__Your instructions__:
Copy out all lines carrying the word "极间及极对地".

start

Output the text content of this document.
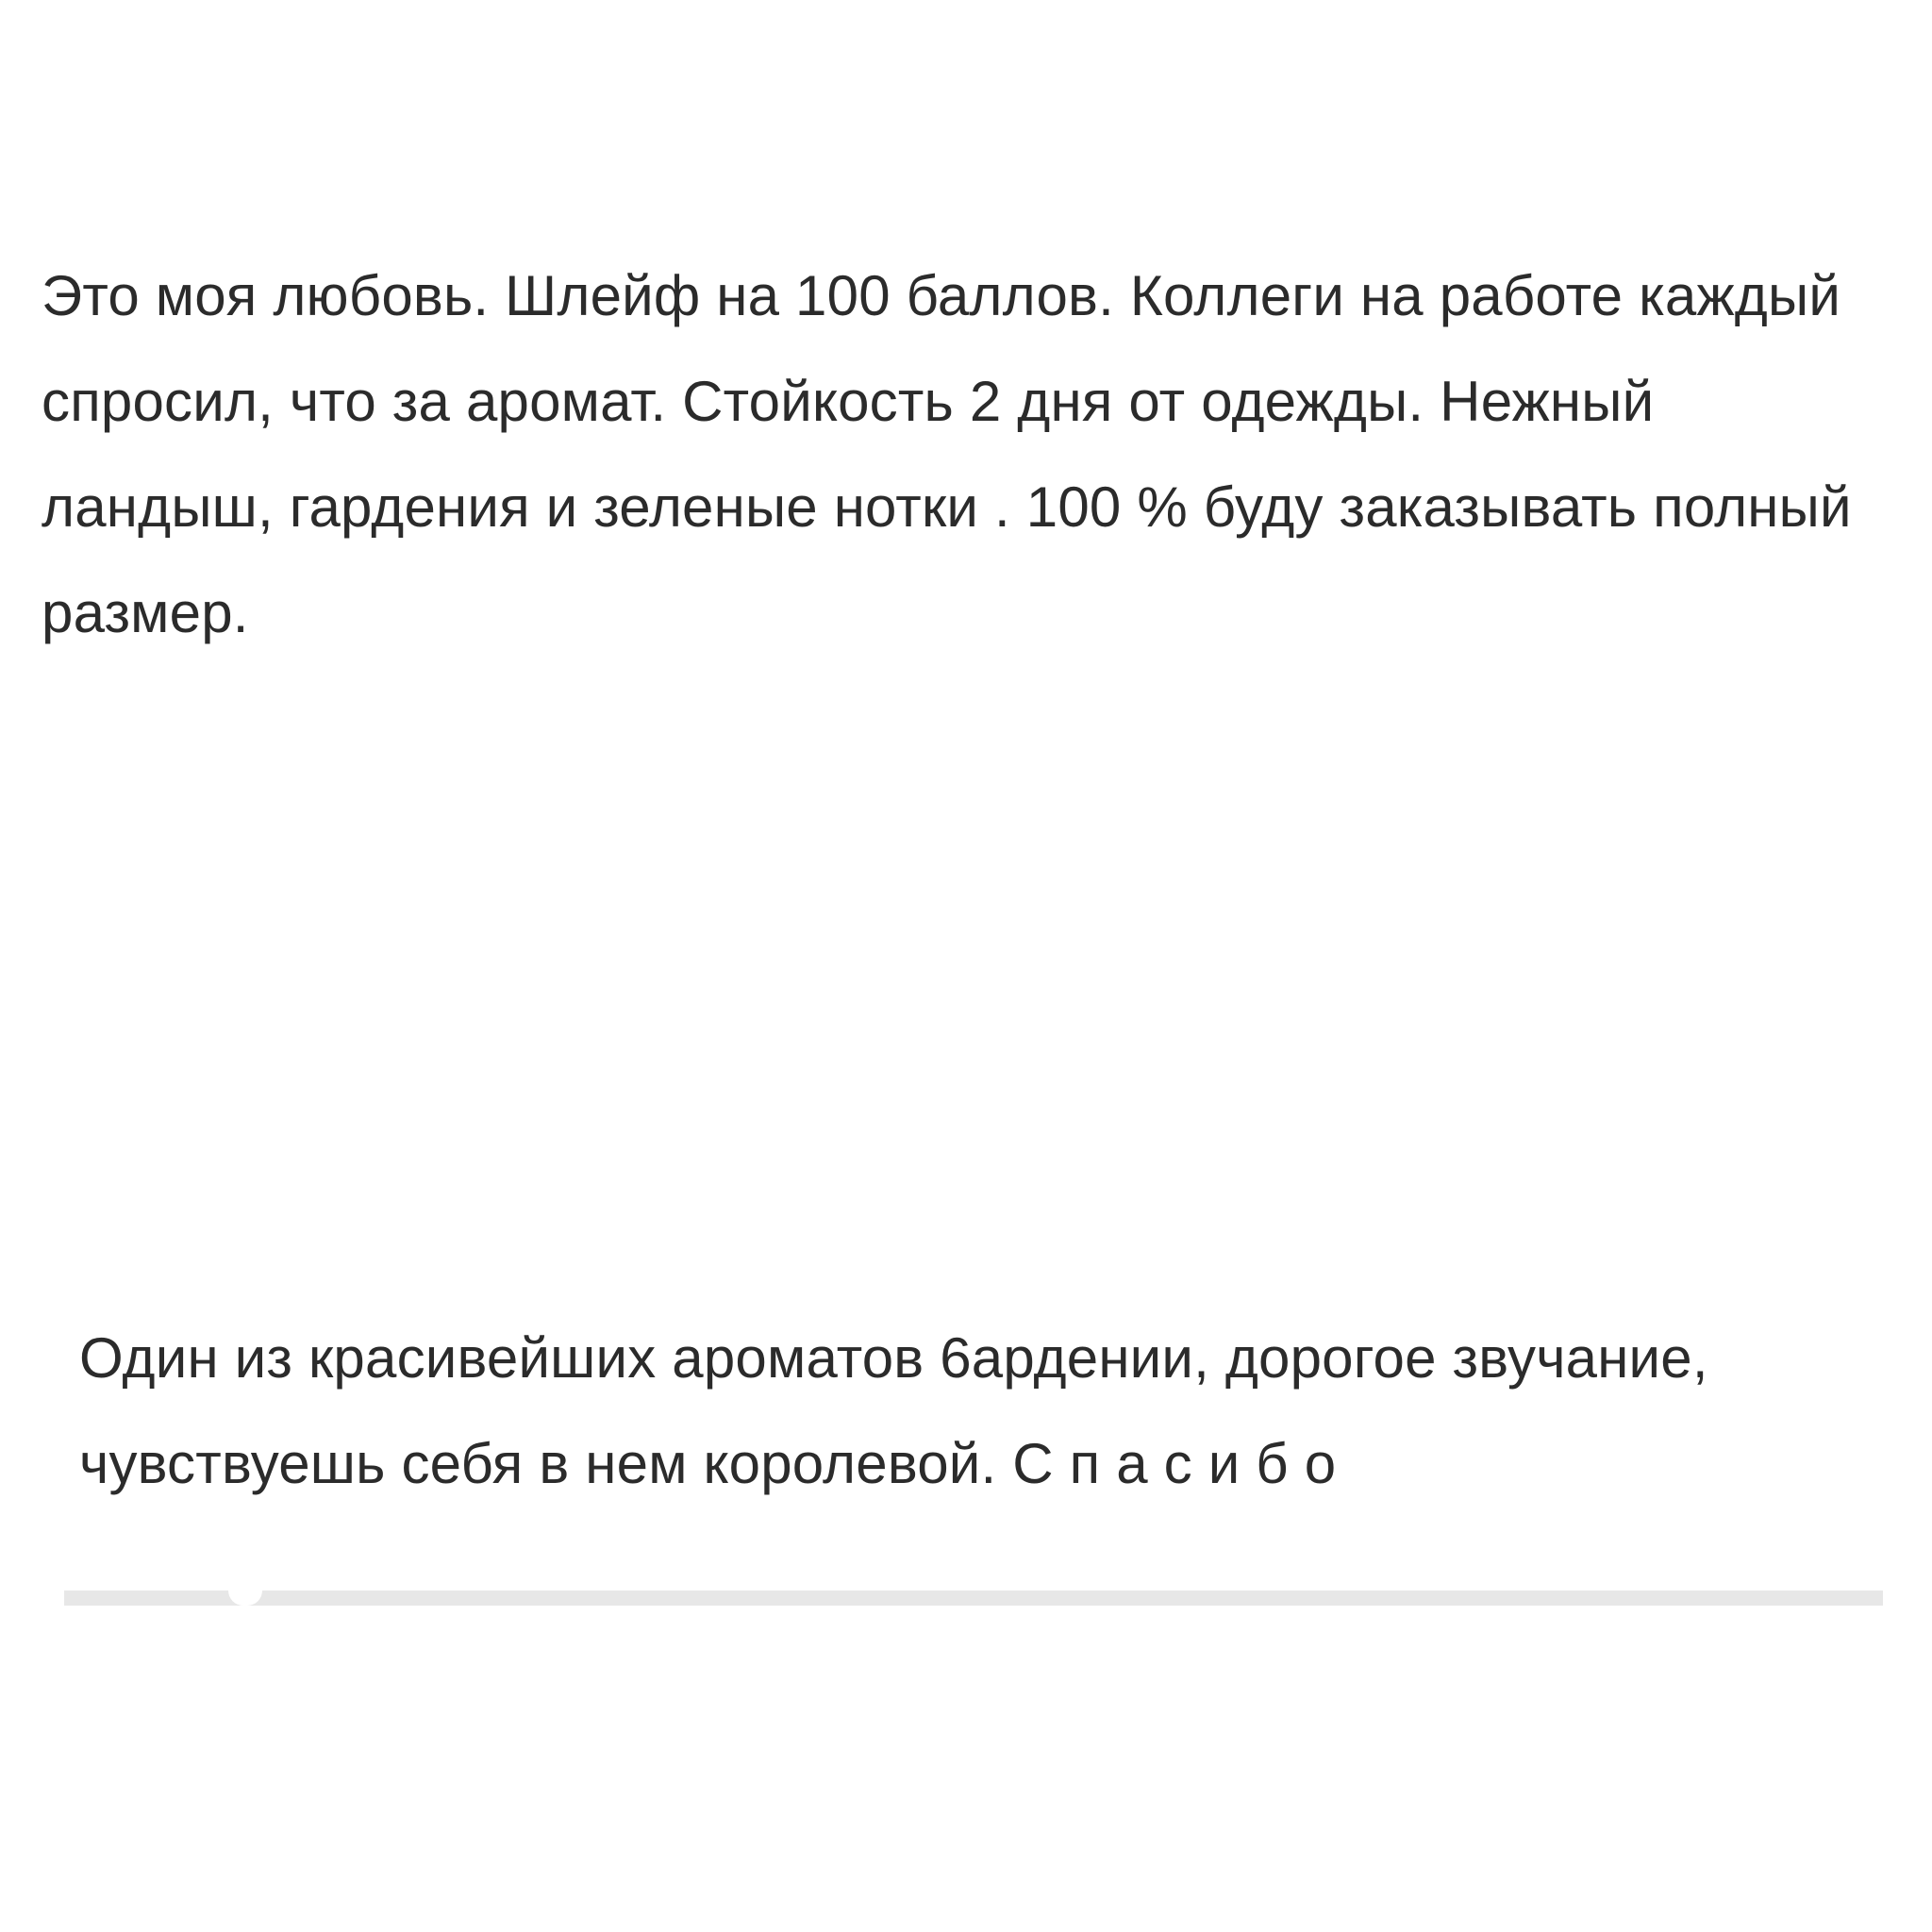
Это моя любовь. Шлейф на 100 баллов. Коллеги на работе каждый спросил, что за аромат. Стойкость 2 дня от одежды. Нежный ландыш, гардения и зеленые нотки . 100 % буду заказывать полный размер.

Один из красивейших ароматов 6ардении, дорогое звучание, чувствуешь себя в нем королевой. С п а с и б о
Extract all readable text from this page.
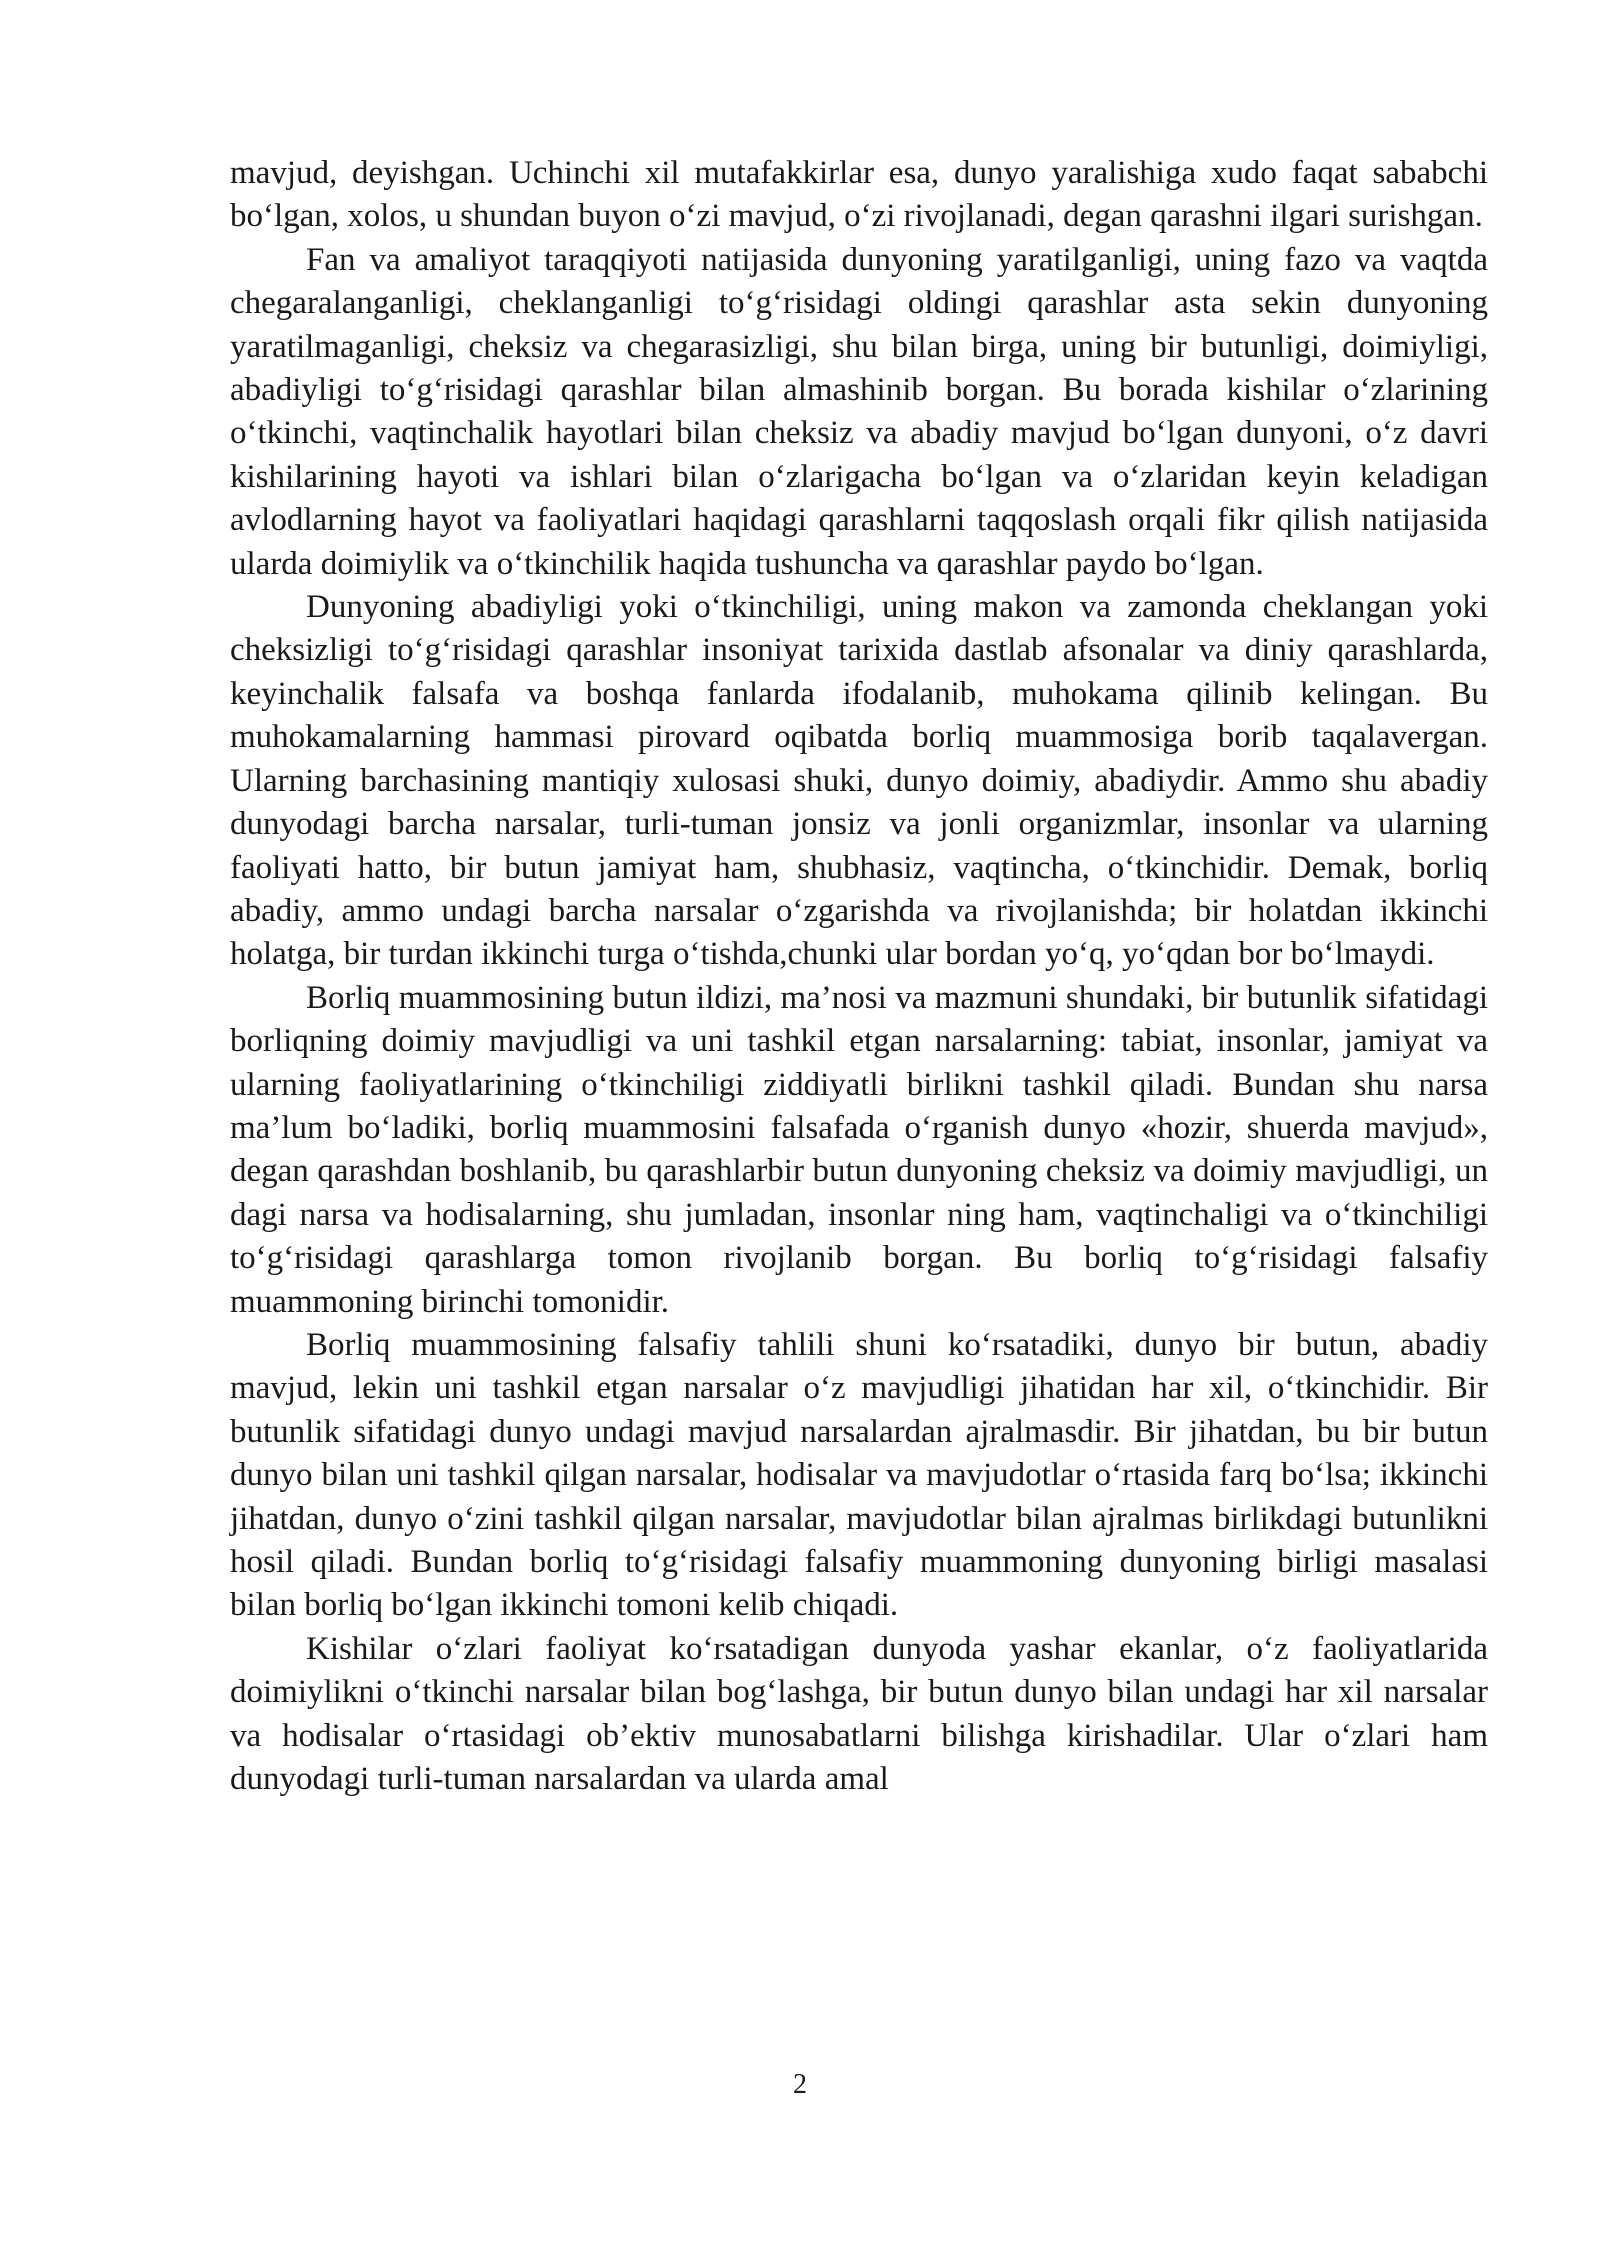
mavjud, deyishgan. Uchinchi xil mutafakkirlar esa, dunyo yaralishiga xudo faqat sababchi bo‘lgan, xolos, u shundan buyon o‘zi mavjud, o‘zi rivojlanadi, degan qarashni ilgari surishgan.

Fan va amaliyot taraqqiyoti natijasida dunyoning yaratilganligi, uning fazo va vaqtda chegaralanganligi, cheklanganligi to‘g‘risidagi oldingi qarashlar asta sekin dunyoning yaratilmaganligi, cheksiz va chegarasizligi, shu bilan birga, uning bir butunligi, doimiyligi, abadiyligi to‘g‘risidagi qarashlar bilan almashinib borgan. Bu borada kishilar o‘zlarining o‘tkinchi, vaqtinchalik hayotlari bilan cheksiz va abadiy mavjud bo‘lgan dunyoni, o‘z davri kishilarining hayoti va ishlari bilan o‘zlarigacha bo‘lgan va o‘zlaridan keyin keladigan avlodlarning hayot va faoliyatlari haqidagi qarashlarni taqqoslash orqali fikr qilish natijasida ularda doimiylik va o‘tkinchilik haqida tushuncha va qarashlar paydo bo‘lgan.

Dunyoning abadiyligi yoki o‘tkinchiligi, uning makon va zamonda cheklangan yoki cheksizligi to‘g‘risidagi qarashlar insoniyat tarixida dastlab afsonalar va diniy qarashlarda, keyinchalik falsafa va boshqa fanlarda ifodalanib, muhokama qilinib kelingan. Bu muhokamalarning hammasi pirovard oqibatda borliq muammosiga borib taqalavergan. Ularning barchasining mantiqiy xulosasi shuki, dunyo doimiy, abadiydir. Ammo shu abadiy dunyodagi barcha narsalar, turli-tuman jonsiz va jonli organizmlar, insonlar va ularning faoliyati hatto, bir butun jamiyat ham, shubhasiz, vaqtincha, o‘tkinchidir. Demak, borliq abadiy, ammo undagi barcha narsalar o‘zgarishda va rivojlanishda; bir holatdan ikkinchi holatga, bir turdan ikkinchi turga o‘tishda,chunki ular bordan yo‘q, yo‘qdan bor bo‘lmaydi.

Borliq muammosining butun ildizi, ma’nosi va mazmuni shundaki, bir butunlik sifatidagi borliqning doimiy mavjudligi va uni tashkil etgan narsalarning: tabiat, insonlar, jamiyat va ularning faoliyatlarining o‘tkinchiligi ziddiyatli birlikni tashkil qiladi. Bundan shu narsa ma’lum bo‘ladiki, borliq muammosini falsafada o‘rganish dunyo «hozir, shuerda mavjud», degan qarashdan boshlanib, bu qarashlarbir butun dunyoning cheksiz va doimiy mavjudligi, un dagi narsa va hodisalarning, shu jumladan, insonlar ning ham, vaqtinchaligi va o‘tkinchiligi to‘g‘risidagi qarashlarga tomon rivojlanib borgan. Bu borliq to‘g‘risidagi falsafiy muammoning birinchi tomonidir.

Borliq muammosining falsafiy tahlili shuni ko‘rsatadiki, dunyo bir butun, abadiy mavjud, lekin uni tashkil etgan narsalar o‘z mavjudligi jihatidan har xil, o‘tkinchidir. Bir butunlik sifatidagi dunyo undagi mavjud narsalardan ajralmasdir. Bir jihatdan, bu bir butun dunyo bilan uni tashkil qilgan narsalar, hodisalar va mavjudotlar o‘rtasida farq bo‘lsa; ikkinchi jihatdan, dunyo o‘zini tashkil qilgan narsalar, mavjudotlar bilan ajralmas birlikdagi butunlikni hosil qiladi. Bundan borliq to‘g‘risidagi falsafiy muammoning dunyoning birligi masalasi bilan borliq bo‘lgan ikkinchi tomoni kelib chiqadi.

Kishilar o‘zlari faoliyat ko‘rsatadigan dunyoda yashar ekanlar, o‘z faoliyatlarida doimiylikni o‘tkinchi narsalar bilan bog‘lashga, bir butun dunyo bilan undagi har xil narsalar va hodisalar o‘rtasidagi ob’ektiv munosabatlarni bilishga kirishadilar. Ular o‘zlari ham dunyodagi turli-tuman narsalardan va ularda amal

2
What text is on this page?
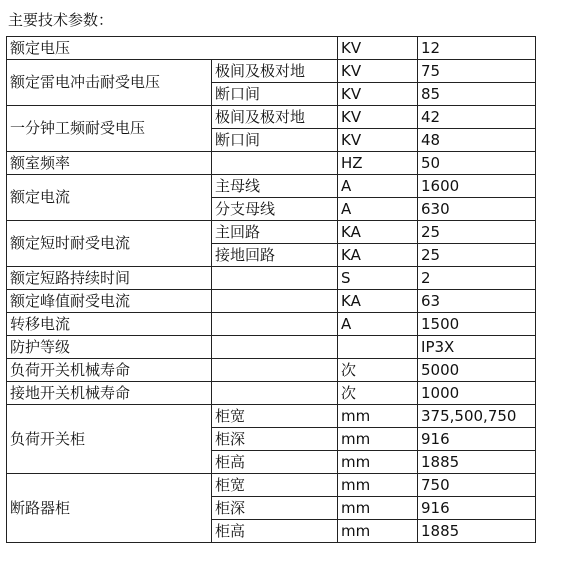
主要技术参数：
额定电压		KV	12
额定雷电冲击耐受电压	极间及极对地	KV	75
	断口间	KV	85
一分钟工频耐受电压	极间及极对地	KV	42
	断口间	KV	48
额室频率		HZ	50
额定电流	主母线	A	1600
	分支母线	A	630
额定短时耐受电流	主回路	KA	25
	接地回路	KA	25
额定短路持续时间		S	2
额定峰值耐受电流		KA	63
转移电流		A	1500
防护等级			IP3X
负荷开关机械寿命		次	5000
接地开关机械寿命		次	1000
负荷开关柜	柜宽	mm	375,500,750
	柜深	mm	916
	柜高	mm	1885
断路器柜	柜宽	mm	750
	柜深	mm	916
	柜高	mm	1885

end

__Solution below__:
额定雷电冲击耐受电压	极间及极对地	KV	75
一分钟工频耐受电压	极间及极对地	KV	42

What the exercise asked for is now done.